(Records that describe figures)
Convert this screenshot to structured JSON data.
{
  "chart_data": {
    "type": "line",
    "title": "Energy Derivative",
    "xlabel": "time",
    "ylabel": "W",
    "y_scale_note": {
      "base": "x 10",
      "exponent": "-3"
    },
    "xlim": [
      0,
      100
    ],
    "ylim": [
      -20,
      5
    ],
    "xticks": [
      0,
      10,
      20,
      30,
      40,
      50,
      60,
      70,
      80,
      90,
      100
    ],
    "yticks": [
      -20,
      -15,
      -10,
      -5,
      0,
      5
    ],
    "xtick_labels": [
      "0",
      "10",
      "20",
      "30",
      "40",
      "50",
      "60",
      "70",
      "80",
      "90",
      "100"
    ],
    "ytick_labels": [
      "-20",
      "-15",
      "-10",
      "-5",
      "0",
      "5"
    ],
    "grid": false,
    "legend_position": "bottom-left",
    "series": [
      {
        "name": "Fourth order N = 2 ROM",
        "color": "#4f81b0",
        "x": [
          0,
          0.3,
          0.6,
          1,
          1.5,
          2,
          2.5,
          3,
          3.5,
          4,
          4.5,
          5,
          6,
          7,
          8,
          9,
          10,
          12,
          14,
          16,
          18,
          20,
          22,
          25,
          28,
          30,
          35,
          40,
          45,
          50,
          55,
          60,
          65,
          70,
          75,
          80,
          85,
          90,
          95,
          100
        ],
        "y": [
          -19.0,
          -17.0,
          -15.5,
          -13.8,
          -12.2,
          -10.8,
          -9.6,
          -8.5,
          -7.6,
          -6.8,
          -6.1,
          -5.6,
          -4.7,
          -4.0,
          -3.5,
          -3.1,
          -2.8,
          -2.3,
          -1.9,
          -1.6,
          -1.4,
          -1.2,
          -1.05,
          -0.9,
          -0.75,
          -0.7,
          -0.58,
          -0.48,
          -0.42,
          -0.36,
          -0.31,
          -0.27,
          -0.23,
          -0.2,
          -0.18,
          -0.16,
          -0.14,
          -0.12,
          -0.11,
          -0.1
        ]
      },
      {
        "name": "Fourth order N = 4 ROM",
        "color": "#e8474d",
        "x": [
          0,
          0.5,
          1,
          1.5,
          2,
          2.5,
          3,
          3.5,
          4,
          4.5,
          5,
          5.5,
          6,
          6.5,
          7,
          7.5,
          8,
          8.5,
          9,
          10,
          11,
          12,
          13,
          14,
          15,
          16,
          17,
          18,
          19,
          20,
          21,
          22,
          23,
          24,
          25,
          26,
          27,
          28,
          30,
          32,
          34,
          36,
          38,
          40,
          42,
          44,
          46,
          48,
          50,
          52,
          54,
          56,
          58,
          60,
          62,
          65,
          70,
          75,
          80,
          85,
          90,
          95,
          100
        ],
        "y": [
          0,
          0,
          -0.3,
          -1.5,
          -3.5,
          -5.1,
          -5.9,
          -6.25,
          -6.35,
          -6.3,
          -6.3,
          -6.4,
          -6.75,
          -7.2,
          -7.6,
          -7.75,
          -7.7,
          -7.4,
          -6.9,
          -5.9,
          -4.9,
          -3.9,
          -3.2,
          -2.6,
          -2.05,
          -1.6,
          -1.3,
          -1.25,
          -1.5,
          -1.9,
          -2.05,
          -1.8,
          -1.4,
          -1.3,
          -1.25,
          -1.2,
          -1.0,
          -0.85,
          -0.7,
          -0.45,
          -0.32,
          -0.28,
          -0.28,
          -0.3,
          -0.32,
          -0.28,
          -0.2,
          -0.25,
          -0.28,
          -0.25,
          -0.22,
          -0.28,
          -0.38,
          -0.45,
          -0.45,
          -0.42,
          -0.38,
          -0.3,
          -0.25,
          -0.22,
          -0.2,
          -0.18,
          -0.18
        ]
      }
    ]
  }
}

● What to do
Extract all of the data above and output it character for character.

● Answer below
Convert this screenshot to structured JSON data.
{
  "chart_data": {
    "type": "line",
    "title": "Energy Derivative",
    "xlabel": "time",
    "ylabel": "W",
    "y_scale_note": {
      "base": "x 10",
      "exponent": "-3"
    },
    "xlim": [
      0,
      100
    ],
    "ylim": [
      -20,
      5
    ],
    "xticks": [
      0,
      10,
      20,
      30,
      40,
      50,
      60,
      70,
      80,
      90,
      100
    ],
    "yticks": [
      -20,
      -15,
      -10,
      -5,
      0,
      5
    ],
    "xtick_labels": [
      "0",
      "10",
      "20",
      "30",
      "40",
      "50",
      "60",
      "70",
      "80",
      "90",
      "100"
    ],
    "ytick_labels": [
      "-20",
      "-15",
      "-10",
      "-5",
      "0",
      "5"
    ],
    "grid": false,
    "legend_position": "bottom-left",
    "series": [
      {
        "name": "Fourth order N = 2 ROM",
        "color": "#4f81b0",
        "x": [
          0,
          0.3,
          0.6,
          1,
          1.5,
          2,
          2.5,
          3,
          3.5,
          4,
          4.5,
          5,
          6,
          7,
          8,
          9,
          10,
          12,
          14,
          16,
          18,
          20,
          22,
          25,
          28,
          30,
          35,
          40,
          45,
          50,
          55,
          60,
          65,
          70,
          75,
          80,
          85,
          90,
          95,
          100
        ],
        "y": [
          -19.0,
          -17.0,
          -15.5,
          -13.8,
          -12.2,
          -10.8,
          -9.6,
          -8.5,
          -7.6,
          -6.8,
          -6.1,
          -5.6,
          -4.7,
          -4.0,
          -3.5,
          -3.1,
          -2.8,
          -2.3,
          -1.9,
          -1.6,
          -1.4,
          -1.2,
          -1.05,
          -0.9,
          -0.75,
          -0.7,
          -0.58,
          -0.48,
          -0.42,
          -0.36,
          -0.31,
          -0.27,
          -0.23,
          -0.2,
          -0.18,
          -0.16,
          -0.14,
          -0.12,
          -0.11,
          -0.1
        ]
      },
      {
        "name": "Fourth order N = 4 ROM",
        "color": "#e8474d",
        "x": [
          0,
          0.5,
          1,
          1.5,
          2,
          2.5,
          3,
          3.5,
          4,
          4.5,
          5,
          5.5,
          6,
          6.5,
          7,
          7.5,
          8,
          8.5,
          9,
          10,
          11,
          12,
          13,
          14,
          15,
          16,
          17,
          18,
          19,
          20,
          21,
          22,
          23,
          24,
          25,
          26,
          27,
          28,
          30,
          32,
          34,
          36,
          38,
          40,
          42,
          44,
          46,
          48,
          50,
          52,
          54,
          56,
          58,
          60,
          62,
          65,
          70,
          75,
          80,
          85,
          90,
          95,
          100
        ],
        "y": [
          0,
          0,
          -0.3,
          -1.5,
          -3.5,
          -5.1,
          -5.9,
          -6.25,
          -6.35,
          -6.3,
          -6.3,
          -6.4,
          -6.75,
          -7.2,
          -7.6,
          -7.75,
          -7.7,
          -7.4,
          -6.9,
          -5.9,
          -4.9,
          -3.9,
          -3.2,
          -2.6,
          -2.05,
          -1.6,
          -1.3,
          -1.25,
          -1.5,
          -1.9,
          -2.05,
          -1.8,
          -1.4,
          -1.3,
          -1.25,
          -1.2,
          -1.0,
          -0.85,
          -0.7,
          -0.45,
          -0.32,
          -0.28,
          -0.28,
          -0.3,
          -0.32,
          -0.28,
          -0.2,
          -0.25,
          -0.28,
          -0.25,
          -0.22,
          -0.28,
          -0.38,
          -0.45,
          -0.45,
          -0.42,
          -0.38,
          -0.3,
          -0.25,
          -0.22,
          -0.2,
          -0.18,
          -0.18
        ]
      }
    ]
  }
}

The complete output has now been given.